- Supplied records
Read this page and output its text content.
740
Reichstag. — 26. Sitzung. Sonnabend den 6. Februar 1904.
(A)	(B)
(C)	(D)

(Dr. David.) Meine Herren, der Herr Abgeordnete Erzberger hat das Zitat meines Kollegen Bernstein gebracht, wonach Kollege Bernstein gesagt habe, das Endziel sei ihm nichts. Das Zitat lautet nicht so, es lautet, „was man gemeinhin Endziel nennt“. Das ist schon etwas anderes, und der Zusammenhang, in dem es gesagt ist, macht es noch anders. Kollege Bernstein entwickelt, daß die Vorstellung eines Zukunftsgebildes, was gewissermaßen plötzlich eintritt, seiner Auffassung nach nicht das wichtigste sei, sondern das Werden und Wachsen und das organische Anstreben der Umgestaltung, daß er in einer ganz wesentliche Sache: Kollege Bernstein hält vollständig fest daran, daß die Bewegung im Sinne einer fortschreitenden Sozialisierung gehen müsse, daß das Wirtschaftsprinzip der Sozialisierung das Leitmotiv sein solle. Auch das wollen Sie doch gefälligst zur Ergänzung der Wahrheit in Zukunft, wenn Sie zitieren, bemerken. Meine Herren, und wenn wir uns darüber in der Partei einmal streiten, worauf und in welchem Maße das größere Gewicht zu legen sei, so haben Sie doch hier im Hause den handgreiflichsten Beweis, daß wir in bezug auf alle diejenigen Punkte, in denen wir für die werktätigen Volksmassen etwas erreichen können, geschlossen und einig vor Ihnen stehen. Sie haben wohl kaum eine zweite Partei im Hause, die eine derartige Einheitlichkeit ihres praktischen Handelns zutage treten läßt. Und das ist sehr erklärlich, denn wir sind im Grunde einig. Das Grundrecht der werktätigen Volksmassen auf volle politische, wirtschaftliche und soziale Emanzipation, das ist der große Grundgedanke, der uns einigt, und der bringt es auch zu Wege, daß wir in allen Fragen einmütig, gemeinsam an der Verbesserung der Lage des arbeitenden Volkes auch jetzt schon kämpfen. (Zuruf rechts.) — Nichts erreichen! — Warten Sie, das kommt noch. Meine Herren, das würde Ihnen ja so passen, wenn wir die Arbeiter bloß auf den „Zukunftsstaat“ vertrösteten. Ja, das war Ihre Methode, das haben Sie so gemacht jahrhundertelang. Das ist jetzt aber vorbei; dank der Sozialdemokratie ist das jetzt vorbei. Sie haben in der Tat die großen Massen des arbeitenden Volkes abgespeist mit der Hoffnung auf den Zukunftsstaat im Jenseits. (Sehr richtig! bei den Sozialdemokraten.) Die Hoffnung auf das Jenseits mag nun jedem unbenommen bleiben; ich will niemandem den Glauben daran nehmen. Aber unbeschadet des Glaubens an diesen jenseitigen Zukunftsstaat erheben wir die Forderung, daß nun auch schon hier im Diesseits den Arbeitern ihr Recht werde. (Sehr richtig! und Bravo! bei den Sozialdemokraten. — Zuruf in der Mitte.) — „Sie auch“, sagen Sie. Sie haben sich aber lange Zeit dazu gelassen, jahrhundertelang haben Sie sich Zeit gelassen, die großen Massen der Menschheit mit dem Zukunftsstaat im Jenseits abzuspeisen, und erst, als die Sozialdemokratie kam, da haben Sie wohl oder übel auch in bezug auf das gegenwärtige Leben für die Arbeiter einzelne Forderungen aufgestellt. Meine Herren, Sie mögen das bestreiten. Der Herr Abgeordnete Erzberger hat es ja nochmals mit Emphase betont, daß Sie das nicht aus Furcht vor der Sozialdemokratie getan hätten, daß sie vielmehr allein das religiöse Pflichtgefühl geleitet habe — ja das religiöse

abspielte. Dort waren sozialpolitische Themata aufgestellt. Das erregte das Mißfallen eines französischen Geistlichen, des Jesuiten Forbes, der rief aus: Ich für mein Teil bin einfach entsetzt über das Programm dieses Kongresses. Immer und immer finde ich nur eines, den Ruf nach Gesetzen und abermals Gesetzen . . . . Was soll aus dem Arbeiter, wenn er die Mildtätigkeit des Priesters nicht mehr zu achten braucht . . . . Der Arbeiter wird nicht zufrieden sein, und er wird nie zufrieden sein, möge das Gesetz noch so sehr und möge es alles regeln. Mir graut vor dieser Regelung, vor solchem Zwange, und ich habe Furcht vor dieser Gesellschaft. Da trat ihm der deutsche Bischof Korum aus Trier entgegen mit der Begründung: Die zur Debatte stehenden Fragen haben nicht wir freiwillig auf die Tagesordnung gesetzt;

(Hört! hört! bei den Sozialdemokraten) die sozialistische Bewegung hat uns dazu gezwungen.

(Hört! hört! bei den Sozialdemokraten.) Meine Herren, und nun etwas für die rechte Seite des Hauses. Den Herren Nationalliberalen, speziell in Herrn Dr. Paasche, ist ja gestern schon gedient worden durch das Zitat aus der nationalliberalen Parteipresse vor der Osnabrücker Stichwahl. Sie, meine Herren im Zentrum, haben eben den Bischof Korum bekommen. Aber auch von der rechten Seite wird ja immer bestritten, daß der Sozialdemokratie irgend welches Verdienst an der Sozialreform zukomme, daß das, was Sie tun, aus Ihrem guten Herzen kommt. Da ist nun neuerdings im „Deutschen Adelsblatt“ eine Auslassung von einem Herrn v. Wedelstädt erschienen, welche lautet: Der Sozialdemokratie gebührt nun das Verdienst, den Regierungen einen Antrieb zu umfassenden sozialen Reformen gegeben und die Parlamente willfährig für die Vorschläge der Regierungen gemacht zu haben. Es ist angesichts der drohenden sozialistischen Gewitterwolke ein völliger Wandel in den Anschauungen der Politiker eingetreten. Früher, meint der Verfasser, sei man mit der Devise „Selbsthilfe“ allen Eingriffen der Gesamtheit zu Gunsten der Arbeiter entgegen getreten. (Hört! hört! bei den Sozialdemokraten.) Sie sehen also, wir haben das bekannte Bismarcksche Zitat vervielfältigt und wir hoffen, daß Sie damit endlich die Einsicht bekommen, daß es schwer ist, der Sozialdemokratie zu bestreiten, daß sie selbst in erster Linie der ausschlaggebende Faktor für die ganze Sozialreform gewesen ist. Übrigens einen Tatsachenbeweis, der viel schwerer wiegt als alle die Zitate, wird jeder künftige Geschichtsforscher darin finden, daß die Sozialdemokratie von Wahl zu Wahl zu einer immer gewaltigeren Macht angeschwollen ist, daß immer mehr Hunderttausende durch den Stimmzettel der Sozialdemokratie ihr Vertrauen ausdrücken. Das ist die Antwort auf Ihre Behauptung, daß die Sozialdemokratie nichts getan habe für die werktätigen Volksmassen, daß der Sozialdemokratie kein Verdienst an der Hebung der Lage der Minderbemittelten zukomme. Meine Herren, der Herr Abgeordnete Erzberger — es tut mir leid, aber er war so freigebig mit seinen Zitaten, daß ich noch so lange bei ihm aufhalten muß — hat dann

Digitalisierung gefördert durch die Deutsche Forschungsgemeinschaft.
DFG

--

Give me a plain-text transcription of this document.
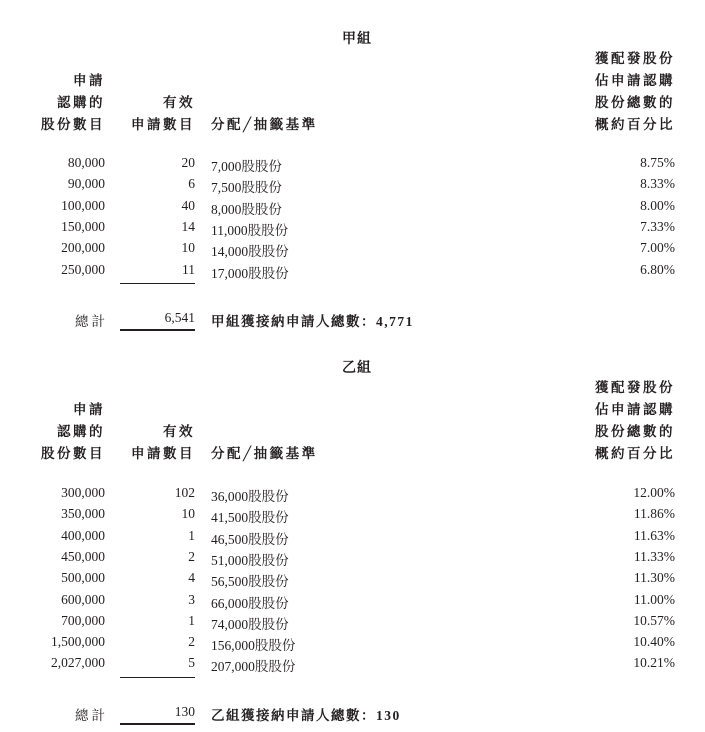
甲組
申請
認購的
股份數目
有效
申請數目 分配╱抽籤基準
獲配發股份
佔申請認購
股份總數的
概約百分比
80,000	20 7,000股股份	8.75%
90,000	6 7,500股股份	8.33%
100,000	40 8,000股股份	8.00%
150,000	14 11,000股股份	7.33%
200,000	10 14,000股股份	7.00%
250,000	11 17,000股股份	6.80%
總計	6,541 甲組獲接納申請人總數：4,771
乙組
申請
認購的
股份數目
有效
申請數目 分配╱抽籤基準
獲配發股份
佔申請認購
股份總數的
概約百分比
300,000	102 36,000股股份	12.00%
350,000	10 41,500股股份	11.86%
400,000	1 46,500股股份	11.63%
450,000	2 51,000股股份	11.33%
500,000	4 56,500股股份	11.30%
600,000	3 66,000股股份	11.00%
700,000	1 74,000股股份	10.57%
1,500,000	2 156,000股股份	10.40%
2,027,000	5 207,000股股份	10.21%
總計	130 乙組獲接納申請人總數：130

- Written instruction
Pull out all lines in the data above that include "text".

- Solution below
Read this page and output its text content.
Give me a plain-text transcription of this document.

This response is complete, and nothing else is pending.